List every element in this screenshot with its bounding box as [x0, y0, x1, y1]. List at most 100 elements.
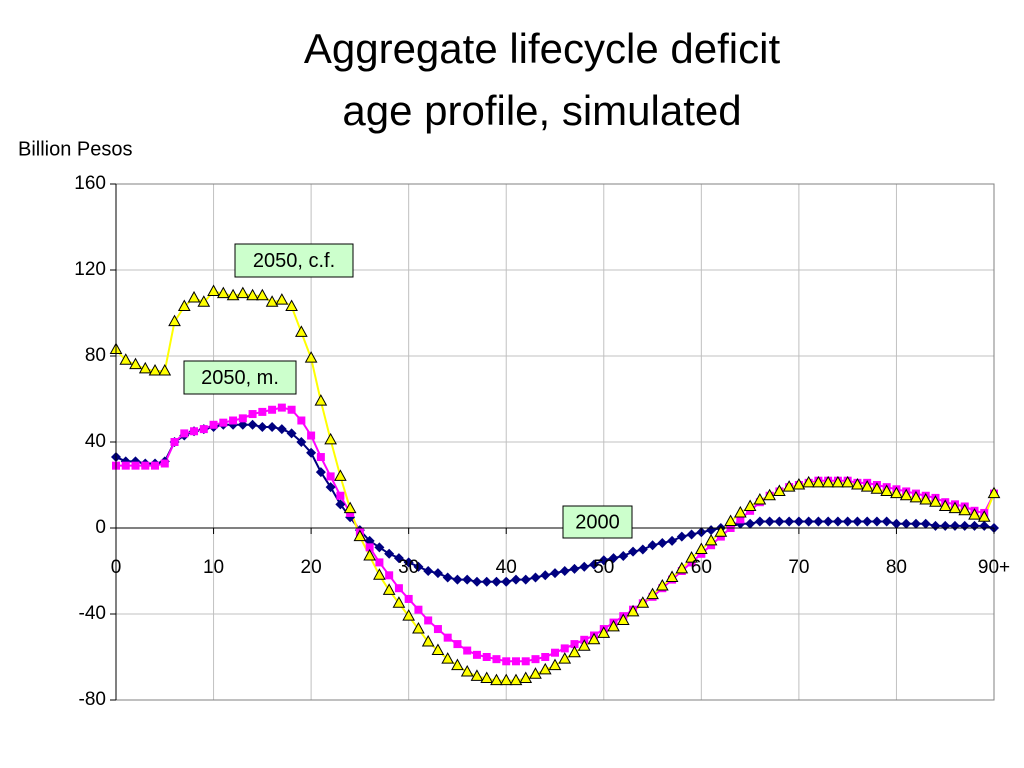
point	[686, 529, 697, 540]
point	[382, 583, 396, 595]
point	[257, 421, 268, 432]
point	[821, 475, 835, 488]
point	[862, 516, 873, 527]
point	[734, 505, 747, 518]
point	[414, 605, 423, 614]
point	[219, 418, 228, 427]
point	[987, 486, 1001, 499]
point	[246, 288, 259, 301]
point	[258, 407, 267, 416]
point	[452, 574, 463, 585]
point	[226, 288, 240, 301]
point	[948, 501, 962, 514]
point	[958, 503, 972, 516]
point	[881, 516, 892, 527]
point	[413, 561, 424, 572]
point	[541, 653, 550, 661]
x-tick-label: 20	[301, 557, 322, 578]
point	[343, 501, 357, 514]
point	[597, 626, 611, 638]
point	[763, 488, 776, 501]
point	[482, 653, 491, 661]
point	[238, 414, 247, 423]
point	[431, 643, 445, 656]
point	[832, 516, 843, 527]
point	[802, 475, 815, 488]
y-tick-label: -40	[79, 603, 106, 624]
point	[587, 632, 601, 645]
point	[655, 579, 669, 591]
point	[236, 286, 250, 299]
point	[870, 482, 884, 494]
point	[375, 558, 384, 567]
point	[307, 431, 316, 440]
annotation: 2050, c.f.	[253, 250, 335, 272]
point	[304, 351, 318, 363]
point	[324, 432, 337, 445]
point	[657, 538, 668, 549]
point	[773, 484, 786, 496]
point	[646, 587, 659, 600]
point	[628, 546, 639, 557]
point	[412, 622, 425, 634]
point	[336, 491, 345, 500]
point	[743, 499, 757, 511]
point	[851, 477, 864, 490]
point	[306, 447, 317, 458]
point	[168, 314, 181, 327]
annotation: 2000	[575, 511, 620, 533]
point	[618, 550, 629, 561]
point	[502, 657, 511, 666]
x-tick-label: 60	[691, 557, 712, 578]
point	[558, 652, 572, 664]
point	[675, 561, 689, 574]
point	[626, 604, 640, 617]
point	[297, 416, 306, 425]
point	[538, 662, 552, 675]
point	[402, 609, 416, 621]
point	[949, 520, 960, 531]
chart-title: Aggregate lifecycle deficit	[304, 25, 781, 72]
point	[793, 516, 804, 527]
point	[569, 563, 580, 574]
chart-title: age profile, simulated	[342, 87, 741, 134]
point	[724, 514, 737, 527]
point	[442, 572, 453, 583]
point	[255, 288, 269, 301]
point	[551, 648, 559, 657]
point	[667, 535, 678, 546]
point	[929, 495, 942, 507]
point	[471, 576, 482, 587]
point	[812, 475, 825, 488]
point	[470, 669, 484, 681]
point	[891, 518, 902, 529]
point	[463, 646, 472, 655]
series-line	[115, 423, 995, 583]
point	[384, 548, 395, 559]
point	[275, 293, 289, 305]
point	[276, 424, 287, 435]
point	[180, 429, 189, 438]
point	[268, 405, 277, 414]
point	[325, 482, 336, 493]
point	[403, 557, 414, 568]
point	[138, 361, 152, 374]
point	[472, 650, 481, 659]
point	[170, 438, 179, 446]
point	[899, 488, 913, 501]
x-tick-label: 50	[593, 557, 614, 578]
y-tick-label: 80	[85, 345, 106, 366]
point	[823, 516, 834, 527]
series-line	[115, 290, 995, 682]
point	[940, 520, 951, 531]
point	[433, 625, 442, 634]
point	[267, 421, 278, 432]
annotation-box	[183, 360, 297, 395]
point	[607, 619, 620, 632]
point	[706, 525, 717, 536]
point	[501, 576, 512, 587]
point	[979, 520, 990, 531]
point	[190, 427, 199, 436]
point	[511, 657, 520, 666]
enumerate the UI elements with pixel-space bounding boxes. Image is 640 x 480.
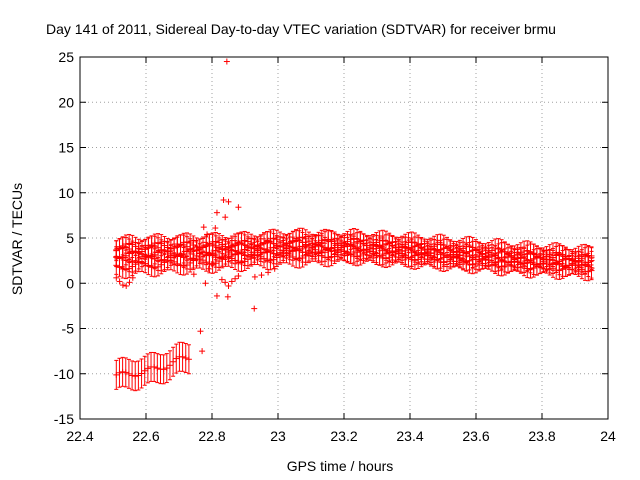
scatter-point <box>258 272 265 279</box>
scatter-points <box>113 58 278 355</box>
chart-title: Day 141 of 2011, Sidereal Day-to-day VTE… <box>46 21 556 37</box>
scatter-point <box>190 271 197 278</box>
scatter-point <box>223 58 230 65</box>
y-tick-label: 20 <box>58 94 74 110</box>
y-tick-label: -5 <box>62 321 75 337</box>
scatter-point <box>199 348 206 355</box>
scatter-point <box>232 275 239 282</box>
scatter-point <box>218 276 225 283</box>
scatter-point <box>197 328 204 335</box>
scatter-point <box>113 274 120 281</box>
x-tick-label: 23.6 <box>462 428 489 444</box>
scatter-point <box>213 292 220 299</box>
x-tick-label: 23.2 <box>330 428 357 444</box>
scatter-point <box>222 214 229 221</box>
scatter-point <box>251 305 258 312</box>
scatter-point <box>228 278 235 285</box>
scatter-point <box>123 282 130 289</box>
x-tick-label: 23.8 <box>528 428 555 444</box>
x-tick-label: 22.8 <box>198 428 225 444</box>
y-tick-label: 5 <box>66 230 74 246</box>
x-tick-label: 23.4 <box>396 428 423 444</box>
scatter-point <box>204 231 211 238</box>
x-tick-label: 24 <box>600 428 616 444</box>
scatter-point <box>116 278 123 285</box>
scatter-point <box>220 196 227 203</box>
y-tick-label: -15 <box>54 411 74 427</box>
y-tick-label: 0 <box>66 275 74 291</box>
y-tick-label: 10 <box>58 185 74 201</box>
error-band-band-low <box>113 341 192 392</box>
scatter-point <box>225 198 232 205</box>
error-band-band-5 <box>113 227 595 271</box>
scatter-point <box>235 204 242 211</box>
scatter-point <box>224 293 231 300</box>
scatter-point <box>212 225 219 232</box>
tick-layer: 22.4 22.6 22.8 23 23.2 23.4 23.6 23.8 24 -15 -10 -5… <box>54 49 616 444</box>
scatter-point <box>265 269 272 276</box>
x-tick-label: 23 <box>270 428 286 444</box>
scatter-point <box>235 273 242 280</box>
scatter-point <box>213 209 220 216</box>
scatter-point <box>202 280 209 287</box>
scatter-point <box>129 274 136 281</box>
scatter-point <box>200 224 207 231</box>
x-axis-label: GPS time / hours <box>287 458 394 474</box>
scatter-point <box>225 282 232 289</box>
scatter-point <box>209 261 215 268</box>
scatter-point <box>119 282 126 289</box>
scatter-point <box>126 279 133 286</box>
scatter-point <box>251 273 258 280</box>
x-tick-label: 22.4 <box>66 428 93 444</box>
y-tick-label: -10 <box>54 366 74 382</box>
y-tick-label: 15 <box>58 140 74 156</box>
scatter-point <box>205 265 212 272</box>
y-axis-label: SDTVAR / TECUs <box>9 183 25 295</box>
scatter-point <box>222 279 229 286</box>
y-tick-label: 25 <box>58 49 74 65</box>
data-layer <box>113 58 595 392</box>
scatter-point <box>271 265 278 272</box>
x-tick-label: 22.6 <box>132 428 159 444</box>
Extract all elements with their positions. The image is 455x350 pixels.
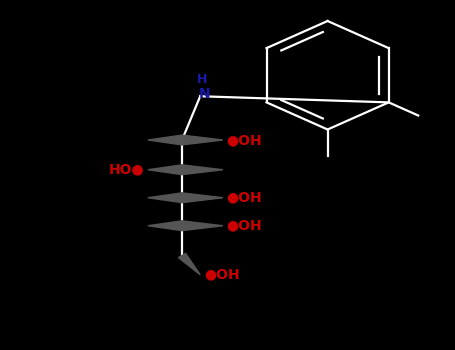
Polygon shape <box>182 165 223 175</box>
Polygon shape <box>148 221 182 231</box>
Polygon shape <box>178 253 200 275</box>
Polygon shape <box>148 135 182 145</box>
Polygon shape <box>182 135 223 145</box>
Text: H: H <box>197 73 207 86</box>
Text: ●OH: ●OH <box>204 268 239 282</box>
Polygon shape <box>182 221 223 231</box>
Text: ●OH: ●OH <box>227 133 262 147</box>
Polygon shape <box>182 193 223 203</box>
Text: N: N <box>199 88 211 102</box>
Polygon shape <box>148 165 182 175</box>
Polygon shape <box>148 193 182 203</box>
Text: ●OH: ●OH <box>227 219 262 233</box>
Text: ●OH: ●OH <box>227 191 262 205</box>
Text: HO●: HO● <box>109 163 144 177</box>
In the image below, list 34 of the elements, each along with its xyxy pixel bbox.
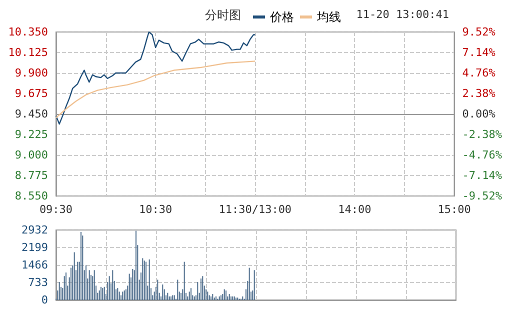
y2-tick-label: -9.52%: [462, 190, 502, 202]
y2-tick-label: 7.14%: [462, 46, 496, 59]
y-tick-label: 9.900: [14, 66, 48, 80]
x-tick-label: 09:30: [39, 203, 73, 216]
y-tick-label: 8.775: [14, 169, 48, 182]
y-tick-label: 1466: [22, 258, 48, 272]
y2-tick-label: -7.14%: [462, 169, 502, 182]
y-tick-label: 2932: [22, 224, 48, 236]
line-series: [55, 31, 256, 125]
chart-title: 分时图: [205, 8, 241, 22]
y2-tick-label: 4.76%: [462, 66, 496, 80]
x-tick-label: 10:30: [139, 203, 172, 216]
y2-tick-label: 9.52%: [462, 26, 496, 38]
legend-label: 价格: [269, 10, 294, 24]
line-series: [55, 60, 256, 118]
y-tick-label: 733: [28, 276, 48, 289]
y-tick-label: 9.675: [14, 87, 48, 100]
x-tick-label: 11:30/13:00: [218, 203, 292, 216]
text: 11-20 13:00:41: [356, 8, 450, 21]
y-tick-label: 2199: [22, 241, 48, 254]
x-tick-label: 15:00: [438, 203, 471, 216]
y-tick-label: 0: [41, 294, 48, 306]
y2-tick-label: -2.38%: [462, 128, 502, 141]
x-tick-label: 14:00: [338, 203, 372, 216]
y-tick-label: 10.125: [8, 46, 48, 59]
y2-tick-label: -4.76%: [462, 148, 502, 162]
legend-label: 均线: [316, 10, 341, 24]
y-tick-label: 8.550: [14, 190, 48, 202]
y2-tick-label: 2.38%: [462, 87, 496, 100]
y-tick-label: 10.350: [8, 26, 48, 38]
y-tick-label: 9.450: [14, 108, 48, 120]
y-tick-label: 9.000: [14, 148, 48, 162]
y-tick-label: 9.225: [14, 128, 48, 141]
y2-tick-label: 0.00%: [462, 108, 496, 120]
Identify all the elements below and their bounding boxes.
════════════════════
:: EXERCISE DIRECTIONS ::
Format the lines between the one holding "y2-tick-label: -9.52%: [462, 190, 502, 202]" and the one holding "x-tick-label: 10:30: [139, 203, 172, 216]", inclusive, as a numbered list, leaving out any blank lines.

:: RESPONSE TO THIS TASK ::
1. y2-tick-label: -9.52%: [462, 190, 502, 202]
2. y2-tick-label: 7.14%: [462, 46, 496, 59]
3. y-tick-label: 9.900: [14, 66, 48, 80]
4. x-tick-label: 09:30: [39, 203, 73, 216]
5. y-tick-label: 8.775: [14, 169, 48, 182]
6. y-tick-label: 1466: [22, 258, 48, 272]
7. y2-tick-label: -7.14%: [462, 169, 502, 182]
8. y-tick-label: 2932: [22, 224, 48, 236]
9. line-series: [55, 31, 256, 125]
10. chart-title: 分时图: [205, 8, 241, 22]
11. y2-tick-label: 4.76%: [462, 66, 496, 80]
12. x-tick-label: 10:30: [139, 203, 172, 216]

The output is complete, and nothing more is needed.